Data excerpts
** begin **

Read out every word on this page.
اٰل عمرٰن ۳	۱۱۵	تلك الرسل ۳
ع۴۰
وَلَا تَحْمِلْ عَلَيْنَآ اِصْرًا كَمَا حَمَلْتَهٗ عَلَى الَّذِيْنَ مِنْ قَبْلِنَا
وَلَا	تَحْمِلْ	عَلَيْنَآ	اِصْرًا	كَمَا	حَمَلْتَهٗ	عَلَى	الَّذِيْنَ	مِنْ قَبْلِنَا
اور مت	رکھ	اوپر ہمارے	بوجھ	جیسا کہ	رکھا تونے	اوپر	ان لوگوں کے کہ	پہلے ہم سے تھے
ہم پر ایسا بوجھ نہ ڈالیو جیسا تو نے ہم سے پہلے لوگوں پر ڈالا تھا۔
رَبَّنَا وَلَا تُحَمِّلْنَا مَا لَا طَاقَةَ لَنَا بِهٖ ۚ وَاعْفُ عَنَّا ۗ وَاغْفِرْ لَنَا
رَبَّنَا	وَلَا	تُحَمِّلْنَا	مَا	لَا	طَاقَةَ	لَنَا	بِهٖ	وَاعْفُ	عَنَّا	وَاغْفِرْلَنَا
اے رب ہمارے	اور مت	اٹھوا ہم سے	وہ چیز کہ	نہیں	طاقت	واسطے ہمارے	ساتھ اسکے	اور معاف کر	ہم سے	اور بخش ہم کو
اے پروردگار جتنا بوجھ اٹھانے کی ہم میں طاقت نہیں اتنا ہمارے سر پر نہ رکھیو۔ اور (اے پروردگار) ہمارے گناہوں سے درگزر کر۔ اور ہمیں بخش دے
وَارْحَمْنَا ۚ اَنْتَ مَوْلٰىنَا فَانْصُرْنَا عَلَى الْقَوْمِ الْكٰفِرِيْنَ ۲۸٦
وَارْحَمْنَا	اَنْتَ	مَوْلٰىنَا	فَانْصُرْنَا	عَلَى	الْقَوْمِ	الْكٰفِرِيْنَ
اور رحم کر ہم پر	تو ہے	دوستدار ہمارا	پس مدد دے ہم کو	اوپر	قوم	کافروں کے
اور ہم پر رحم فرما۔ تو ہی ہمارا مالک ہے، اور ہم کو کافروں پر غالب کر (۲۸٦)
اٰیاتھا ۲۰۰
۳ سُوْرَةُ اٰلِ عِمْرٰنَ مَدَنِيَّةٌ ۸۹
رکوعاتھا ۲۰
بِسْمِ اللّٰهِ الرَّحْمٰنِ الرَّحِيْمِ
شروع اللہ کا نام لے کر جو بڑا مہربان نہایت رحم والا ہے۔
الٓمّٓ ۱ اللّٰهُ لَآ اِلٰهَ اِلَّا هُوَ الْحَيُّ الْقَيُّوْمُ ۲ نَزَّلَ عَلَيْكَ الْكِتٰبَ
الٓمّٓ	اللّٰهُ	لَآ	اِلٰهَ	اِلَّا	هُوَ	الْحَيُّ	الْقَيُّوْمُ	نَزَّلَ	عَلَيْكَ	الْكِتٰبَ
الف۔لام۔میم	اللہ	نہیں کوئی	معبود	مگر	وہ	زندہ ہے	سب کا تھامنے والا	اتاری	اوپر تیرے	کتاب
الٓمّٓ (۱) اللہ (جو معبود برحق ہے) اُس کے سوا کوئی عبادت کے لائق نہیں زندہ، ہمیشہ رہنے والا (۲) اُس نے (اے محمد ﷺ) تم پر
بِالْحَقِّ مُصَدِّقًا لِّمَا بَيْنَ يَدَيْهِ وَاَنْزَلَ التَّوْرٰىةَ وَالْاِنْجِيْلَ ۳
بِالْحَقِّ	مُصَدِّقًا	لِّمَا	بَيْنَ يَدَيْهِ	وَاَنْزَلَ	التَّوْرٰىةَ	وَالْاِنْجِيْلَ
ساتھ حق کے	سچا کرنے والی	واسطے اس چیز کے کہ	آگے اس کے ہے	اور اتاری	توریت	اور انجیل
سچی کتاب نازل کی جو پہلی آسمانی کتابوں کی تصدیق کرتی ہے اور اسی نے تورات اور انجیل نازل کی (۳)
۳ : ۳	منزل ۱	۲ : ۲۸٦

** end **

### [Exercise prompt]
Among the records above, find each line holding the string "واسطے" and pull it out.

### [The reply]
اے رب ہمارے	اور مت	اٹھوا ہم سے	وہ چیز کہ	نہیں	طاقت	واسطے ہمارے	ساتھ اسکے	اور معاف کر	ہم سے	اور بخش ہم کو
ساتھ حق کے	سچا کرنے والی	واسطے اس چیز کے کہ	آگے اس کے ہے	اور اتاری	توریت	اور انجیل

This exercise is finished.